Exercise objective
Your task is to repeat all of the data exactly while excluding the pictures.
---------- Rows ----------
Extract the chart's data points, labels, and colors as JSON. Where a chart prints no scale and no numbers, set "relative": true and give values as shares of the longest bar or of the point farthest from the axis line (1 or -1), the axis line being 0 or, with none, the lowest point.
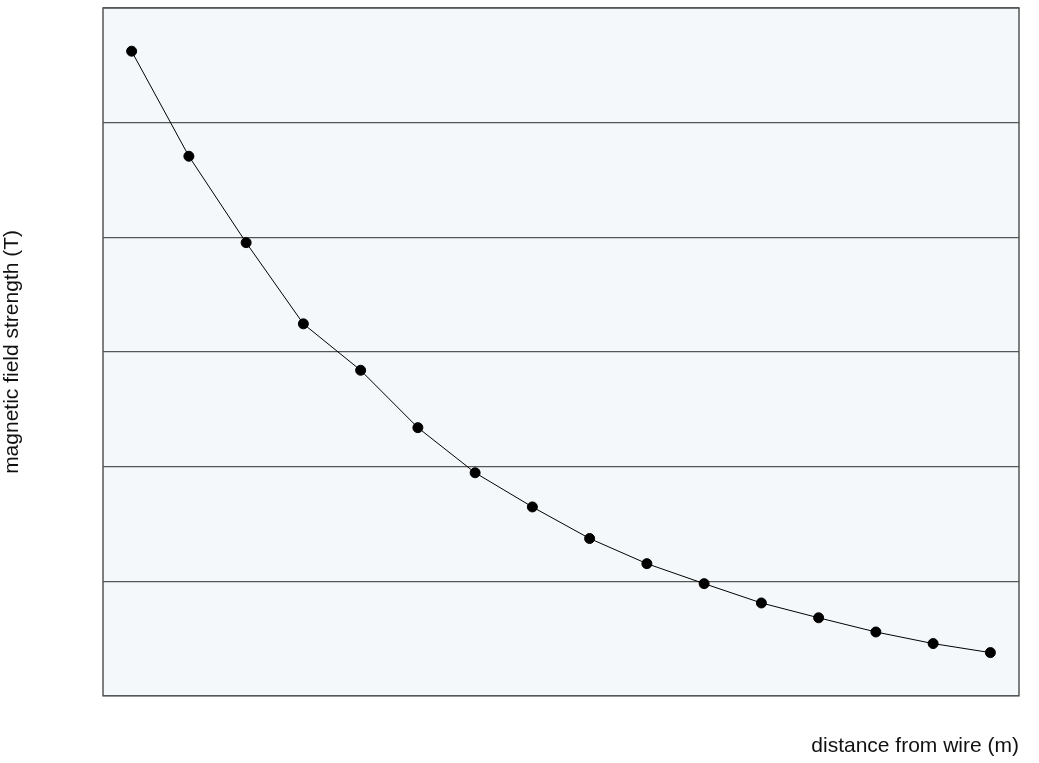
{
  "chart_data": {
    "type": "line",
    "xlabel": "distance from wire (m)",
    "ylabel": "magnetic field strength (T)",
    "relative": true,
    "grid": "y",
    "marker": "circle",
    "legend": false,
    "categories": [
      null,
      null,
      null,
      null,
      null,
      null,
      null,
      null,
      null,
      null,
      null,
      null,
      null,
      null,
      null,
      null
    ],
    "series": [
      {
        "color": "#000000",
        "values": [
          1,
          0.837,
          0.703,
          0.577,
          0.505,
          0.416,
          0.346,
          0.293,
          0.244,
          0.205,
          0.174,
          0.144,
          0.121,
          0.099,
          0.081,
          0.067
        ]
      }
    ]
  }
}
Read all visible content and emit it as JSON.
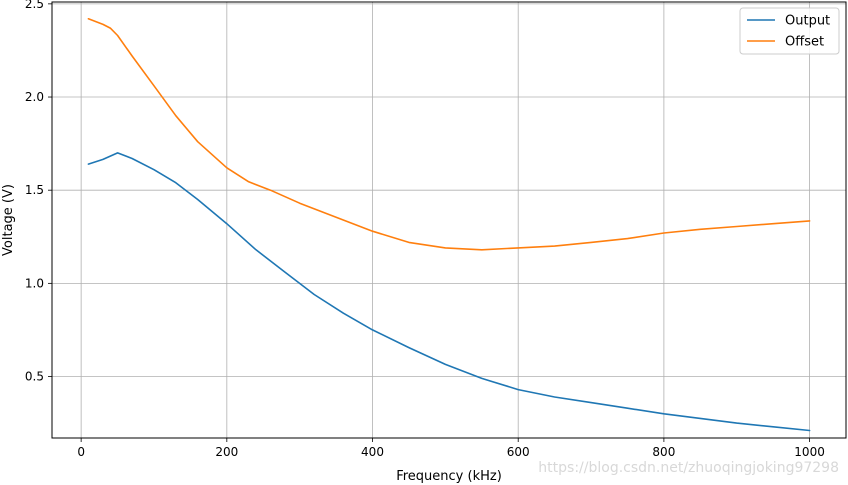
{
  "chart_data": {
    "type": "line",
    "title": "",
    "xlabel": "Frequency (kHz)",
    "ylabel": "Voltage (V)",
    "xlim": [
      -40,
      1050
    ],
    "ylim": [
      0.17,
      2.51
    ],
    "xticks": [
      0,
      200,
      400,
      600,
      800,
      1000
    ],
    "yticks": [
      0.5,
      1.0,
      1.5,
      2.0,
      2.5
    ],
    "xtick_labels": [
      "0",
      "200",
      "400",
      "600",
      "800",
      "1000"
    ],
    "ytick_labels": [
      "0.5",
      "1.0",
      "1.5",
      "2.0",
      "2.5"
    ],
    "grid": true,
    "legend_position": "top-right",
    "series": [
      {
        "name": "Output",
        "color": "#1f77b4",
        "x": [
          10,
          30,
          50,
          70,
          100,
          130,
          160,
          200,
          240,
          280,
          320,
          360,
          400,
          450,
          500,
          550,
          600,
          650,
          700,
          750,
          800,
          850,
          900,
          950,
          1000
        ],
        "y": [
          1.64,
          1.665,
          1.7,
          1.67,
          1.61,
          1.54,
          1.45,
          1.32,
          1.18,
          1.06,
          0.94,
          0.84,
          0.75,
          0.655,
          0.565,
          0.49,
          0.43,
          0.39,
          0.36,
          0.33,
          0.3,
          0.275,
          0.25,
          0.23,
          0.21
        ]
      },
      {
        "name": "Offset",
        "color": "#ff7f0e",
        "x": [
          10,
          30,
          40,
          50,
          70,
          100,
          130,
          160,
          200,
          230,
          260,
          300,
          350,
          400,
          450,
          500,
          550,
          600,
          650,
          700,
          750,
          800,
          850,
          900,
          950,
          1000
        ],
        "y": [
          2.42,
          2.39,
          2.37,
          2.33,
          2.22,
          2.06,
          1.9,
          1.76,
          1.62,
          1.545,
          1.5,
          1.43,
          1.355,
          1.28,
          1.22,
          1.19,
          1.18,
          1.19,
          1.2,
          1.22,
          1.24,
          1.27,
          1.29,
          1.305,
          1.32,
          1.335
        ]
      }
    ]
  },
  "watermark": "https://blog.csdn.net/zhuoqingjoking97298"
}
----------
Written response
Extract the chart's data points, labels, and colors as JSON. Where a chart prints no scale and no numbers, set "relative": true and give values as shares of the longest bar or of the point farthest from the axis line (1 or -1), the axis line being 0 or, with none, the lowest point.
{
  "chart_data": {
    "type": "line",
    "xlabel": "distance from wire (m)",
    "ylabel": "magnetic field strength (T)",
    "relative": true,
    "grid": "y",
    "marker": "circle",
    "legend": false,
    "categories": [
      null,
      null,
      null,
      null,
      null,
      null,
      null,
      null,
      null,
      null,
      null,
      null,
      null,
      null,
      null,
      null
    ],
    "series": [
      {
        "color": "#000000",
        "values": [
          1,
          0.837,
          0.703,
          0.577,
          0.505,
          0.416,
          0.346,
          0.293,
          0.244,
          0.205,
          0.174,
          0.144,
          0.121,
          0.099,
          0.081,
          0.067
        ]
      }
    ]
  }
}
Read all visible content and emit it as JSON.
{
  "chart_data": {
    "type": "line",
    "title": "",
    "xlabel": "Frequency (kHz)",
    "ylabel": "Voltage (V)",
    "xlim": [
      -40,
      1050
    ],
    "ylim": [
      0.17,
      2.51
    ],
    "xticks": [
      0,
      200,
      400,
      600,
      800,
      1000
    ],
    "yticks": [
      0.5,
      1.0,
      1.5,
      2.0,
      2.5
    ],
    "xtick_labels": [
      "0",
      "200",
      "400",
      "600",
      "800",
      "1000"
    ],
    "ytick_labels": [
      "0.5",
      "1.0",
      "1.5",
      "2.0",
      "2.5"
    ],
    "grid": true,
    "legend_position": "top-right",
    "series": [
      {
        "name": "Output",
        "color": "#1f77b4",
        "x": [
          10,
          30,
          50,
          70,
          100,
          130,
          160,
          200,
          240,
          280,
          320,
          360,
          400,
          450,
          500,
          550,
          600,
          650,
          700,
          750,
          800,
          850,
          900,
          950,
          1000
        ],
        "y": [
          1.64,
          1.665,
          1.7,
          1.67,
          1.61,
          1.54,
          1.45,
          1.32,
          1.18,
          1.06,
          0.94,
          0.84,
          0.75,
          0.655,
          0.565,
          0.49,
          0.43,
          0.39,
          0.36,
          0.33,
          0.3,
          0.275,
          0.25,
          0.23,
          0.21
        ]
      },
      {
        "name": "Offset",
        "color": "#ff7f0e",
        "x": [
          10,
          30,
          40,
          50,
          70,
          100,
          130,
          160,
          200,
          230,
          260,
          300,
          350,
          400,
          450,
          500,
          550,
          600,
          650,
          700,
          750,
          800,
          850,
          900,
          950,
          1000
        ],
        "y": [
          2.42,
          2.39,
          2.37,
          2.33,
          2.22,
          2.06,
          1.9,
          1.76,
          1.62,
          1.545,
          1.5,
          1.43,
          1.355,
          1.28,
          1.22,
          1.19,
          1.18,
          1.19,
          1.2,
          1.22,
          1.24,
          1.27,
          1.29,
          1.305,
          1.32,
          1.335
        ]
      }
    ]
  },
  "watermark": "https://blog.csdn.net/zhuoqingjoking97298"
}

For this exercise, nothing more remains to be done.